Written request:
Look through the records that follow. Copy every line containing the word "time".

Entries from a dataset
** begin **

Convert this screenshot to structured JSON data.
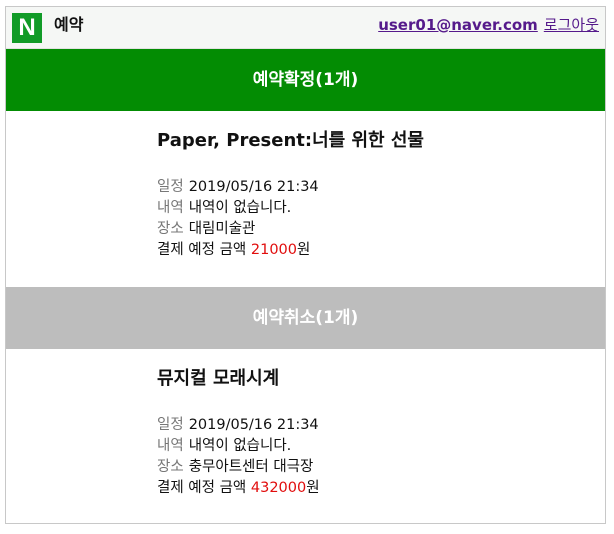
{
  "header": {
    "logo_text": "N",
    "title": "예약",
    "user_email": "user01@naver.com",
    "logout_label": "로그아웃"
  },
  "sections": [
    {
      "heading": "예약확정(1개)",
      "color": "#038c03",
      "booking": {
        "title": "Paper, Present:너를 위한 선물",
        "schedule_label": "일정",
        "schedule": "2019/05/16 21:34",
        "details_label": "내역",
        "details": "내역이 없습니다.",
        "venue_label": "장소",
        "venue": "대림미술관",
        "payment_label": "결제 예정 금액",
        "amount": "21000",
        "currency": "원"
      }
    },
    {
      "heading": "예약취소(1개)",
      "color": "#bdbdbd",
      "booking": {
        "title": "뮤지컬 모래시계",
        "schedule_label": "일정",
        "schedule": "2019/05/16 21:34",
        "details_label": "내역",
        "details": "내역이 없습니다.",
        "venue_label": "장소",
        "venue": "충무아트센터 대극장",
        "payment_label": "결제 예정 금액",
        "amount": "432000",
        "currency": "원"
      }
    }
  ]
}
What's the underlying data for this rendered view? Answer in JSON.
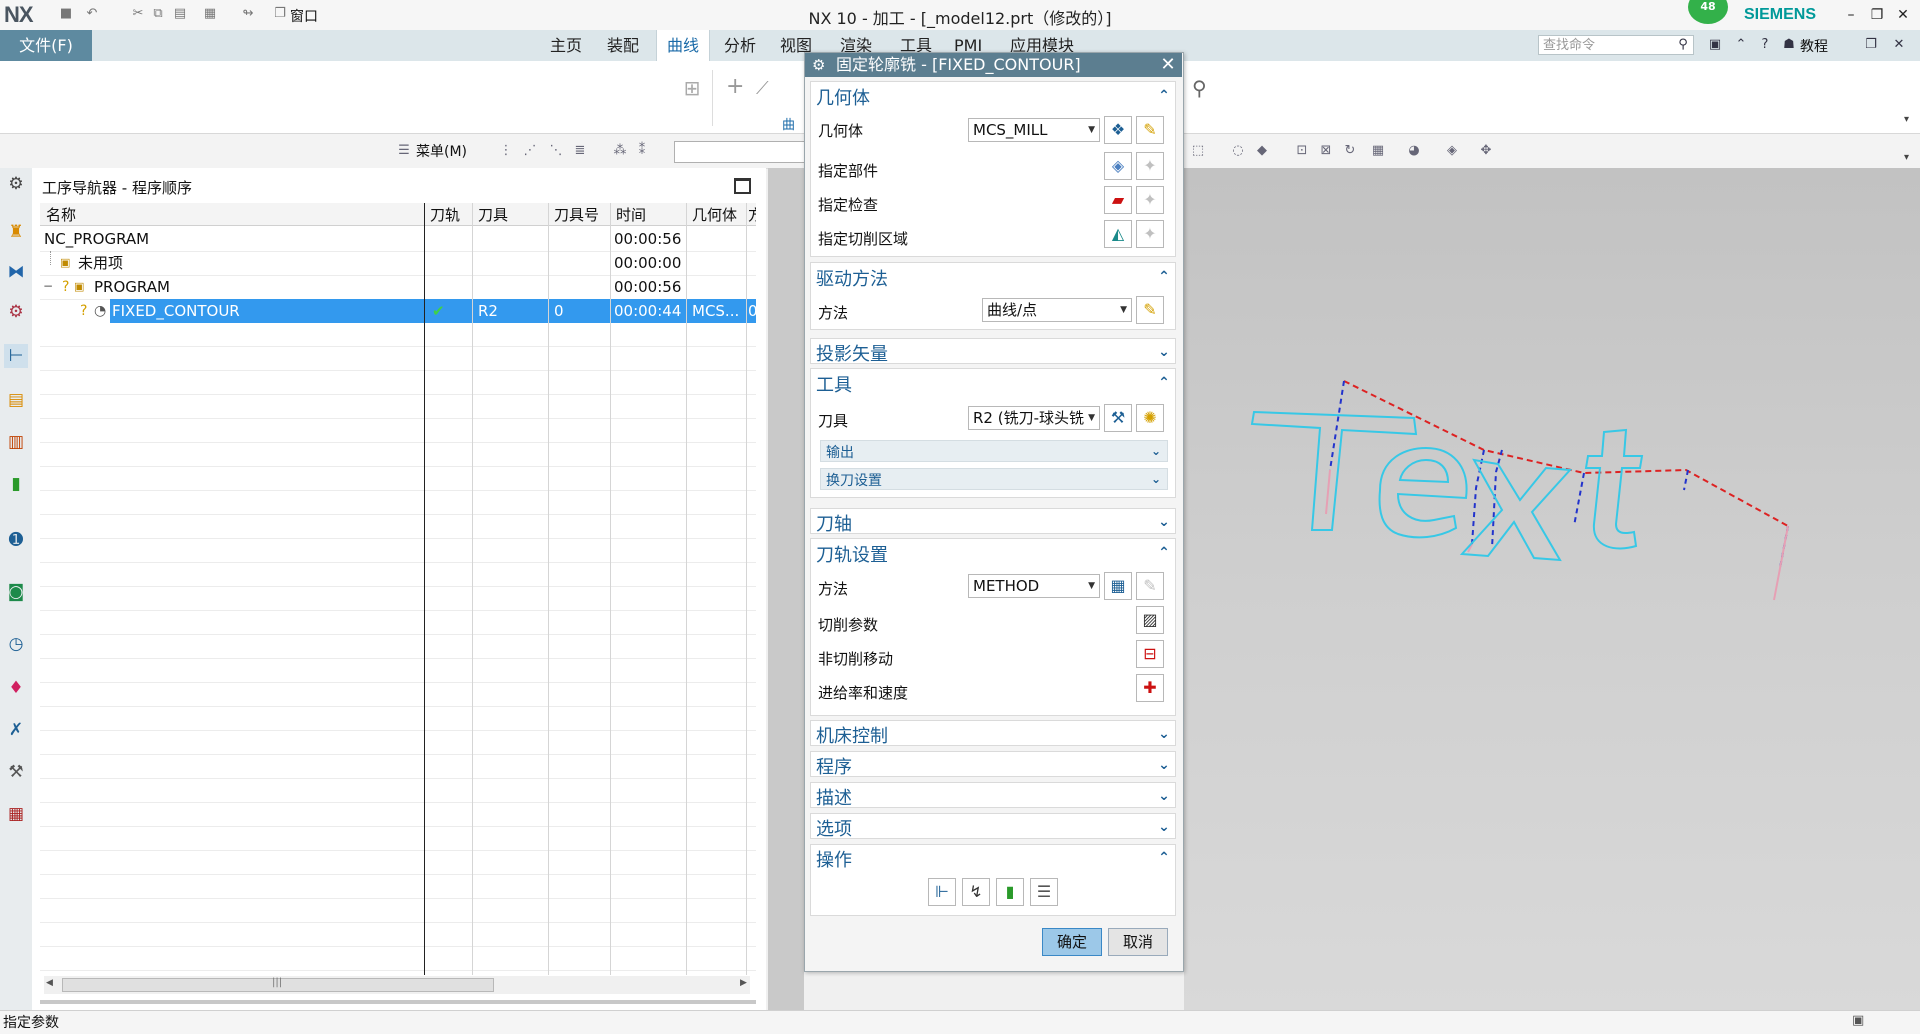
{
  "app": {
    "logo": "NX",
    "title": "NX 10 - 加工 - [_model12.prt（修改的）]",
    "brand": "SIEMENS",
    "notification_count": "48",
    "quick_access": {
      "window_label": "窗口"
    }
  },
  "ribbon": {
    "file_label": "文件(F)",
    "tabs": [
      {
        "label": "主页",
        "active": false
      },
      {
        "label": "装配",
        "active": false
      },
      {
        "label": "曲线",
        "active": true
      },
      {
        "label": "分析",
        "active": false
      },
      {
        "label": "视图",
        "active": false
      },
      {
        "label": "渲染",
        "active": false
      },
      {
        "label": "工具",
        "active": false
      },
      {
        "label": "PMI",
        "active": false
      },
      {
        "label": "应用模块",
        "active": false
      }
    ],
    "search_placeholder": "查找命令",
    "tutorial_label": "教程",
    "group_label": "曲"
  },
  "toolbar": {
    "menu_label": "菜单(M)"
  },
  "navigator": {
    "title": "工序导航器 - 程序顺序",
    "columns": [
      "名称",
      "刀轨",
      "刀具",
      "刀具号",
      "时间",
      "几何体",
      "方"
    ],
    "rows": [
      {
        "name": "NC_PROGRAM",
        "path": "",
        "tool": "",
        "tool_no": "",
        "time": "00:00:56",
        "geometry": "",
        "method": ""
      },
      {
        "name": "未用项",
        "path": "",
        "tool": "",
        "tool_no": "",
        "time": "00:00:00",
        "geometry": "",
        "method": ""
      },
      {
        "name": "PROGRAM",
        "path": "",
        "tool": "",
        "tool_no": "",
        "time": "00:00:56",
        "geometry": "",
        "method": ""
      },
      {
        "name": "FIXED_CONTOUR",
        "path": "✔",
        "tool": "R2",
        "tool_no": "0",
        "time": "00:00:44",
        "geometry": "MCS...",
        "method": "0"
      }
    ],
    "scroll_grip": "|||"
  },
  "dialog": {
    "title": "固定轮廓铣 - [FIXED_CONTOUR]",
    "sections": {
      "geometry": {
        "header": "几何体",
        "geometry_label": "几何体",
        "geometry_value": "MCS_MILL",
        "part_label": "指定部件",
        "check_label": "指定检查",
        "cut_area_label": "指定切削区域"
      },
      "drive": {
        "header": "驱动方法",
        "method_label": "方法",
        "method_value": "曲线/点"
      },
      "projection": {
        "header": "投影矢量"
      },
      "tool": {
        "header": "工具",
        "tool_label": "刀具",
        "tool_value": "R2 (铣刀-球头铣",
        "output_label": "输出",
        "tool_change_label": "换刀设置"
      },
      "axis": {
        "header": "刀轴"
      },
      "path_settings": {
        "header": "刀轨设置",
        "method_label": "方法",
        "method_value": "METHOD",
        "cut_params_label": "切削参数",
        "non_cut_label": "非切削移动",
        "feeds_label": "进给率和速度"
      },
      "machine": {
        "header": "机床控制"
      },
      "program": {
        "header": "程序"
      },
      "description": {
        "header": "描述"
      },
      "options": {
        "header": "选项"
      },
      "actions": {
        "header": "操作"
      }
    },
    "ok_label": "确定",
    "cancel_label": "取消"
  },
  "status": {
    "text": "指定参数"
  },
  "colors": {
    "accent": "#1d5f94",
    "selection": "#3399ee",
    "toolpath_cyan": "#37c8e6",
    "toolpath_red_dashed": "#dd2222",
    "toolpath_blue_dashed": "#2233cc",
    "file_tab": "#5e8aa0"
  }
}
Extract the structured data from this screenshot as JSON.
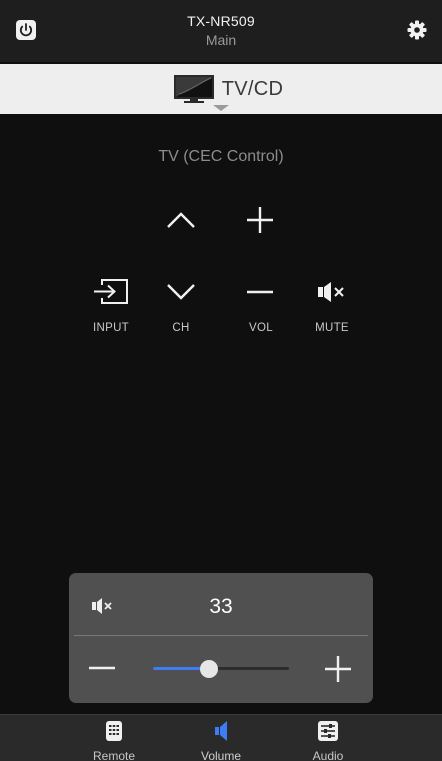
{
  "header": {
    "device_name": "TX-NR509",
    "zone": "Main",
    "power_icon": "power-icon",
    "settings_icon": "gear-icon"
  },
  "source": {
    "label": "TV/CD",
    "icon": "tv-icon"
  },
  "main": {
    "section_title": "TV (CEC Control)",
    "controls": {
      "input_label": "INPUT",
      "ch_label": "CH",
      "vol_label": "VOL",
      "mute_label": "MUTE"
    }
  },
  "volume": {
    "value": "33",
    "level_fraction": 0.41
  },
  "bottom_nav": {
    "items": [
      {
        "label": "Remote",
        "icon": "remote-icon"
      },
      {
        "label": "Volume",
        "icon": "speaker-icon",
        "active": true
      },
      {
        "label": "Audio",
        "icon": "equalizer-icon"
      }
    ]
  },
  "colors": {
    "accent": "#3d7cf2",
    "background": "#0f0f0f",
    "header_bg": "#1e1e1e",
    "source_bar_bg": "#eeeeee",
    "panel_bg": "#505050",
    "nav_bg": "#2a2a2a"
  }
}
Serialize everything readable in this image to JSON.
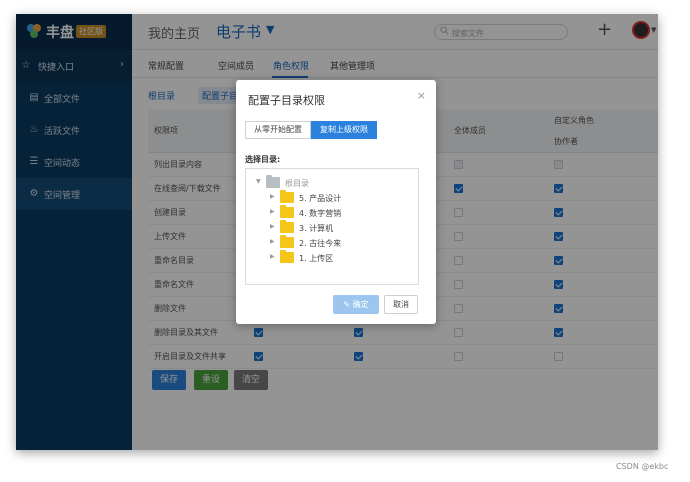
{
  "app": {
    "name": "丰盘",
    "badge": "社区版"
  },
  "sidebar": {
    "quick": {
      "label": "快捷入口"
    },
    "items": [
      {
        "label": "全部文件",
        "icon": "document-icon"
      },
      {
        "label": "活跃文件",
        "icon": "fire-icon"
      },
      {
        "label": "空间动态",
        "icon": "list-icon"
      },
      {
        "label": "空间管理",
        "icon": "gear-icon"
      }
    ]
  },
  "header": {
    "crumb1": "我的主页",
    "crumb2": "电子书",
    "search_placeholder": "搜索文件"
  },
  "tabs": [
    "常规配置",
    "空间成员",
    "角色权限",
    "其他管理项"
  ],
  "subnav": {
    "dir": "根目录",
    "config": "配置子目录"
  },
  "table": {
    "col_perm": "权限项",
    "col_all": "全体成员",
    "col_custom": "自定义角色",
    "col_collab": "协作者",
    "rows": [
      {
        "label": "列出目录内容",
        "a": "dis",
        "b": "on",
        "all": "dis",
        "custom": "dis"
      },
      {
        "label": "在线查阅/下载文件",
        "a": "on",
        "b": "on",
        "all": "on",
        "custom": "on"
      },
      {
        "label": "创建目录",
        "a": "on",
        "b": "on",
        "all": "off",
        "custom": "on"
      },
      {
        "label": "上传文件",
        "a": "on",
        "b": "on",
        "all": "off",
        "custom": "on"
      },
      {
        "label": "重命名目录",
        "a": "on",
        "b": "on",
        "all": "off",
        "custom": "on"
      },
      {
        "label": "重命名文件",
        "a": "on",
        "b": "on",
        "all": "off",
        "custom": "on"
      },
      {
        "label": "删除文件",
        "a": "on",
        "b": "on",
        "all": "off",
        "custom": "on"
      },
      {
        "label": "删除目录及其文件",
        "a": "on",
        "b": "on",
        "all": "off",
        "custom": "on"
      },
      {
        "label": "开启目录及文件共享",
        "a": "on",
        "b": "on",
        "all": "off",
        "custom": "off"
      }
    ]
  },
  "buttons": {
    "save": "保存",
    "reset": "重设",
    "clear": "清空"
  },
  "dialog": {
    "title": "配置子目录权限",
    "seg_scratch": "从零开始配置",
    "seg_copy": "复制上级权限",
    "select_label": "选择目录:",
    "root": "根目录",
    "folders": [
      "5. 产品设计",
      "4. 数字营销",
      "3. 计算机",
      "2. 古往今来",
      "1. 上传区"
    ],
    "ok": "确定",
    "cancel": "取消"
  },
  "watermark": "CSDN @ekbc",
  "colors": {
    "sidebar": "#0c3b62",
    "accent": "#1b6ac0",
    "save": "#2b82de",
    "reset": "#4aa33c",
    "clear": "#7a7a7a",
    "folder": "#f5c518"
  }
}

** end **

Written answer:
        "time": "00:00:56",
        "time": "00:00:00",
        "time": "00:00:56",
        "time": "00:00:44",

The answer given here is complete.